**Items from a dataset:**
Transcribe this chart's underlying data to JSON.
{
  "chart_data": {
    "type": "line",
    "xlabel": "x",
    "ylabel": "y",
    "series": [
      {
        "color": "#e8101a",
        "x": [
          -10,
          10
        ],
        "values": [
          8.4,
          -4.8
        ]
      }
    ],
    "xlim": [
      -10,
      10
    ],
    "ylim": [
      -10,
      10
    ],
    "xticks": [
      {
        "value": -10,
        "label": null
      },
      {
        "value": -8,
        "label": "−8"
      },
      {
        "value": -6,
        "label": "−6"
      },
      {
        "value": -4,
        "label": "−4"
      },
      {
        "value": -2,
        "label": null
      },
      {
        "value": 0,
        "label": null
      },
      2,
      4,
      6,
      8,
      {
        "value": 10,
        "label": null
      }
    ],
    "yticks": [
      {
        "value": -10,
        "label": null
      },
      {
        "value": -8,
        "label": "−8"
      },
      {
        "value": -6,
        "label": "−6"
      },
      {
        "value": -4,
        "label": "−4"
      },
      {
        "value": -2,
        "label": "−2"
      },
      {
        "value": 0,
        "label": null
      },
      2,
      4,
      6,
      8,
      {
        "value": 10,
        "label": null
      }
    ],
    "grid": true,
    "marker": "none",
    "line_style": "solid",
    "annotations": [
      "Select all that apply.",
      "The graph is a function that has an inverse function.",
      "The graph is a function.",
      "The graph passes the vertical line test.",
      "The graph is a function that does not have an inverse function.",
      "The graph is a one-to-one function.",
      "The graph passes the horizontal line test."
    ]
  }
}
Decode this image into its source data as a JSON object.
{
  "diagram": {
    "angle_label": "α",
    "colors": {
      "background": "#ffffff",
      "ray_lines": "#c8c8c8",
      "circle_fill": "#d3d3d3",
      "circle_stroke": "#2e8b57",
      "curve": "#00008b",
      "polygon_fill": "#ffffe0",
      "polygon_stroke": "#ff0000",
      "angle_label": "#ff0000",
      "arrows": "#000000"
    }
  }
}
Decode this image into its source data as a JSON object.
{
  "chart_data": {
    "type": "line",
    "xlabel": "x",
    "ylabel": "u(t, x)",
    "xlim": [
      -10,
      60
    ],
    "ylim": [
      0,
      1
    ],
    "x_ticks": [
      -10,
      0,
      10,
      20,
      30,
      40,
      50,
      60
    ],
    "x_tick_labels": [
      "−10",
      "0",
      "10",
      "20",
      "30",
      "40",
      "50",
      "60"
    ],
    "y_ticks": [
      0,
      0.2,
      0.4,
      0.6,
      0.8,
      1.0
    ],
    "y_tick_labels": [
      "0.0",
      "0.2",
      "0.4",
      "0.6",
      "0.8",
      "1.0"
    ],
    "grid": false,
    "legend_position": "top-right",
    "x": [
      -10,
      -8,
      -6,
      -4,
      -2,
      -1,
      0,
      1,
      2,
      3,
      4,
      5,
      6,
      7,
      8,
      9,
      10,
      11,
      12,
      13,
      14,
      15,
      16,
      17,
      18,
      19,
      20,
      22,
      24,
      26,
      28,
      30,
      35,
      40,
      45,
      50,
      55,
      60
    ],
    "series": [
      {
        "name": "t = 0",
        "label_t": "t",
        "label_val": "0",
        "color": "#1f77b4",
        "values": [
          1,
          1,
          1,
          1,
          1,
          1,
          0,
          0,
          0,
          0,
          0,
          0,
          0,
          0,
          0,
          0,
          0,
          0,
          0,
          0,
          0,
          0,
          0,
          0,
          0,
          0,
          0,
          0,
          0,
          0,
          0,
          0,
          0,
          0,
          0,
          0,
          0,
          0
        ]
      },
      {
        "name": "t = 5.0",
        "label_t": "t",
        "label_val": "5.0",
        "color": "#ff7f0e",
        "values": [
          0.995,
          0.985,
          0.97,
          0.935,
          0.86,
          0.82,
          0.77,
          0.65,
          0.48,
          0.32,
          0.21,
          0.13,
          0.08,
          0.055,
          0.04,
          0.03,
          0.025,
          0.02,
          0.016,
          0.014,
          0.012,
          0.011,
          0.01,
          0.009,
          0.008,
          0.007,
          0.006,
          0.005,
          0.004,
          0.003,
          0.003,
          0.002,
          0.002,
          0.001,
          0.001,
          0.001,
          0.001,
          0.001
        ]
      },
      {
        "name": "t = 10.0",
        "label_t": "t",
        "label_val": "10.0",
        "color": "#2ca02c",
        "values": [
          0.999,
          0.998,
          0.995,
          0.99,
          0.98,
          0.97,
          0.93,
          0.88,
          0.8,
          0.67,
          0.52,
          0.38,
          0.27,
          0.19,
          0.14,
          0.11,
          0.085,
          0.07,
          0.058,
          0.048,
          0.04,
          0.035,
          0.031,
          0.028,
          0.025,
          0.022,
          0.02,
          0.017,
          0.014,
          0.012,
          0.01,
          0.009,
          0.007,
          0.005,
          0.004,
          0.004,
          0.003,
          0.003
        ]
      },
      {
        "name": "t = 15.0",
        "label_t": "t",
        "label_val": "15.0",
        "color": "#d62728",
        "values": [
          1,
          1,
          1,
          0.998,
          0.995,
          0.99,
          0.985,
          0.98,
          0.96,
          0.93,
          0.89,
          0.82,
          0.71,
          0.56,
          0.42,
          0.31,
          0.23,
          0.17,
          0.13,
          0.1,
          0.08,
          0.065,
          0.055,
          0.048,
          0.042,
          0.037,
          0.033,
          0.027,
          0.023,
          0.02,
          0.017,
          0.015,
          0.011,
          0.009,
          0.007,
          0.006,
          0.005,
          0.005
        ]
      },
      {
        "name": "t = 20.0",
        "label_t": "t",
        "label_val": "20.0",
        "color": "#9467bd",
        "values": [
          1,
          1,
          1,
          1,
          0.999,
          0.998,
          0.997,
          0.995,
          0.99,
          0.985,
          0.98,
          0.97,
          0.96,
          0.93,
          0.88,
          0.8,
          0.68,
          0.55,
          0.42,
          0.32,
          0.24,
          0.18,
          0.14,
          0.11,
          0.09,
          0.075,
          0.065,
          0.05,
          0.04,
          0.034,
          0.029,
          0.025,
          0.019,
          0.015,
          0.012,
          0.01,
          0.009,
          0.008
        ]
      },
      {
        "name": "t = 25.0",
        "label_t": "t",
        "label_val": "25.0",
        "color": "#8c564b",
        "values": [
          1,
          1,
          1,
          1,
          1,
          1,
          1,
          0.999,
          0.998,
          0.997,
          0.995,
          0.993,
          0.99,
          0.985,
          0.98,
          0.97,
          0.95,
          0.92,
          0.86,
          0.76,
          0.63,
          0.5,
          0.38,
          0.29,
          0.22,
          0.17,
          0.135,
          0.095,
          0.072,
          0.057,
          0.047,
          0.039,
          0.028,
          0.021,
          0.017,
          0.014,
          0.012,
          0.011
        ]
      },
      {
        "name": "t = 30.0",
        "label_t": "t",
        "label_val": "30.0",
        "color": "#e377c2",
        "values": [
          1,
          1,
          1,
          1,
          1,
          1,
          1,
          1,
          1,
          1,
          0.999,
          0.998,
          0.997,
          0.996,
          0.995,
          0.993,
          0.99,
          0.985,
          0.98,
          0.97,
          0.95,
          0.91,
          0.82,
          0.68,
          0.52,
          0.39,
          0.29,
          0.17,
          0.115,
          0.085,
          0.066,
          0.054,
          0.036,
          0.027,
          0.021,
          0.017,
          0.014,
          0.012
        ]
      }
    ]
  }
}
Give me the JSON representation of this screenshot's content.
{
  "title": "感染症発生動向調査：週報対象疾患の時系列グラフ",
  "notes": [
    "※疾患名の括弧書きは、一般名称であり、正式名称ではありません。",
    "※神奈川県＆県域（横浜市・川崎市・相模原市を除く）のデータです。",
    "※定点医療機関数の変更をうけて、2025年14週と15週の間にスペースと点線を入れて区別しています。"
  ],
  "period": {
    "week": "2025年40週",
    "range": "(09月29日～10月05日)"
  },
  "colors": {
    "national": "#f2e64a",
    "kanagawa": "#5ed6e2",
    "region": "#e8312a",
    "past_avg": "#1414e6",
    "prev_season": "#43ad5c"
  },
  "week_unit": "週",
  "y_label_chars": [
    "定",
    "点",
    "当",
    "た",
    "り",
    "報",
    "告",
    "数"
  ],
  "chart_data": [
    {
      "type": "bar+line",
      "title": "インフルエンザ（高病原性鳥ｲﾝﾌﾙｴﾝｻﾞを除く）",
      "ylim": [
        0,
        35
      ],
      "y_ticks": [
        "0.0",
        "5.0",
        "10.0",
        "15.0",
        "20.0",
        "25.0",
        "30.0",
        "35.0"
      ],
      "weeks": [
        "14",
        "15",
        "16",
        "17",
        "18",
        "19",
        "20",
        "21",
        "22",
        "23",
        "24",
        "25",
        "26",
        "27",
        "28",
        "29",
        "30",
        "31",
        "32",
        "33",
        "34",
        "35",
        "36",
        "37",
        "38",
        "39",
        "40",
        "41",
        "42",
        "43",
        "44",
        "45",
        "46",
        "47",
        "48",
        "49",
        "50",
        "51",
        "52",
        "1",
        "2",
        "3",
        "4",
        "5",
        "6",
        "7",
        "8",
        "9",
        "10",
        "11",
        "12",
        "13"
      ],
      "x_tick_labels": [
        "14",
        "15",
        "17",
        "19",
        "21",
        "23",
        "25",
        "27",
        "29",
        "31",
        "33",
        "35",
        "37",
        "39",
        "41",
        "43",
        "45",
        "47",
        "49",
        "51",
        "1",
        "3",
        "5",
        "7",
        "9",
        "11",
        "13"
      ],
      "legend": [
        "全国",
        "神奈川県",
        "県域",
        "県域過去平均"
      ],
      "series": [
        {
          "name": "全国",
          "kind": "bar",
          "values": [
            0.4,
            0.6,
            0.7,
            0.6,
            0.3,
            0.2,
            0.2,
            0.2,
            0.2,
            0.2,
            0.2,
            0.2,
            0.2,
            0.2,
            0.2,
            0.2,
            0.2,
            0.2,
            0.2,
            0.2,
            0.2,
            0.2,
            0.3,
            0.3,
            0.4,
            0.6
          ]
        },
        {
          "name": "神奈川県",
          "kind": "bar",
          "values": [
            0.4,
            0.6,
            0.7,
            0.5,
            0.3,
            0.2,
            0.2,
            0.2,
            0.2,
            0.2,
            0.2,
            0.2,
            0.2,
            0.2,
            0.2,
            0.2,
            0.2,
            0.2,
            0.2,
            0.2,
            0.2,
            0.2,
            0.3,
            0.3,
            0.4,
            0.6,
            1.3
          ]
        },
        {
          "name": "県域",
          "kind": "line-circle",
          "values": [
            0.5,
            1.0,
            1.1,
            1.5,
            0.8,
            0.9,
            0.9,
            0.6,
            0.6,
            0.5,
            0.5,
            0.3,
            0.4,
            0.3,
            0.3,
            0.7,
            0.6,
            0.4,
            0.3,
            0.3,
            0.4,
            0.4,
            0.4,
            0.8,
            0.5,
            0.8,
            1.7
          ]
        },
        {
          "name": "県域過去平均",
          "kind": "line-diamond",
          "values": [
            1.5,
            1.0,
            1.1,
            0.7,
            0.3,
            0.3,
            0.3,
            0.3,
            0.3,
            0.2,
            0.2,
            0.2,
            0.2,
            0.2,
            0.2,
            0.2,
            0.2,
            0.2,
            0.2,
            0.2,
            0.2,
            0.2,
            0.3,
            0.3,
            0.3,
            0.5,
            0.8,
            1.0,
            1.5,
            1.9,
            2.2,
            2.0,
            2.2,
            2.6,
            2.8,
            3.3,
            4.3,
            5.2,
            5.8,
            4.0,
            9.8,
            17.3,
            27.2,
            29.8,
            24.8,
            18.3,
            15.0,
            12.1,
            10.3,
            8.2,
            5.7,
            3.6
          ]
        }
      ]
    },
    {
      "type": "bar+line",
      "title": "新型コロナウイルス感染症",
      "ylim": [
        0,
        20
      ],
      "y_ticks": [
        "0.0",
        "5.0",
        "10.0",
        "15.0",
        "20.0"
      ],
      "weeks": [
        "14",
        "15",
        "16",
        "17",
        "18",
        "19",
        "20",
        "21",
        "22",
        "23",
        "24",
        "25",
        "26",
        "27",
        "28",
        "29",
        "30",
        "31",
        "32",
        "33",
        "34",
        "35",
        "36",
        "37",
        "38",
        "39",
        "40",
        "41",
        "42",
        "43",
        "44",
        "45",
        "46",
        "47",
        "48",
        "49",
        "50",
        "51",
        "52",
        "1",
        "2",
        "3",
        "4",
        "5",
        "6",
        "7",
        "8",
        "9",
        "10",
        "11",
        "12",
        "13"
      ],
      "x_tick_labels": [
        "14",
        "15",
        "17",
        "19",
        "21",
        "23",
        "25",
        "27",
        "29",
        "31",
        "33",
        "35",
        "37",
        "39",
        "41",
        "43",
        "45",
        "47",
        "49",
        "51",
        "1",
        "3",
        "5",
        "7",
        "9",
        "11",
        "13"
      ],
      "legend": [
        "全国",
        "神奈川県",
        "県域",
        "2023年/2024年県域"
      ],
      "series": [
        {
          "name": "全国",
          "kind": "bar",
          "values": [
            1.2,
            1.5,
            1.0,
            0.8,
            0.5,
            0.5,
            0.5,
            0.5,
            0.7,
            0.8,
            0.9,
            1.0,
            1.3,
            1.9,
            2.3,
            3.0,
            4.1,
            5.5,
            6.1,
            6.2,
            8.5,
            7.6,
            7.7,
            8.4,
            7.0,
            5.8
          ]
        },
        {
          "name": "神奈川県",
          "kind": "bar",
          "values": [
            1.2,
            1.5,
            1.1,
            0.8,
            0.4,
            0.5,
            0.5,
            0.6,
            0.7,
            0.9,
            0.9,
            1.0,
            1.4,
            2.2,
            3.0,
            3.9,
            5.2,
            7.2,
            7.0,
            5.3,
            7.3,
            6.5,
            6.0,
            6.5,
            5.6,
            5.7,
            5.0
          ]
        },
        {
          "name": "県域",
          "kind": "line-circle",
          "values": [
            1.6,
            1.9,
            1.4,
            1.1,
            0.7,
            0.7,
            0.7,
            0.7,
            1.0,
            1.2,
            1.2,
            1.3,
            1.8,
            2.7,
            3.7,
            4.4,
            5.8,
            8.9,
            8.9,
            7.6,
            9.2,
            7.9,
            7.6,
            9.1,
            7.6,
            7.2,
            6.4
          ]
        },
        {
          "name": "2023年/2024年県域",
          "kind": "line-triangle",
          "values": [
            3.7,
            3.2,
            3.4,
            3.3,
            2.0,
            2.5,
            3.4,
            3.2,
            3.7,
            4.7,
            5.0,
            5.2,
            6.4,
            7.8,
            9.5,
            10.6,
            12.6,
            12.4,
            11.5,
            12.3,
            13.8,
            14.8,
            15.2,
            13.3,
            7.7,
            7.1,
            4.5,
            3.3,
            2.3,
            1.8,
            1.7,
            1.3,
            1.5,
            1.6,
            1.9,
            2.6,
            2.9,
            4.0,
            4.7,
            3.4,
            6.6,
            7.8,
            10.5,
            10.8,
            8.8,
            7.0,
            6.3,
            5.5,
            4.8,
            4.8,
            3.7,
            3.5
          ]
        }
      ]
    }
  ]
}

**Stated exercise:**
Find every line containing the word "this", then give the total and nothing more.

**Final result:**
4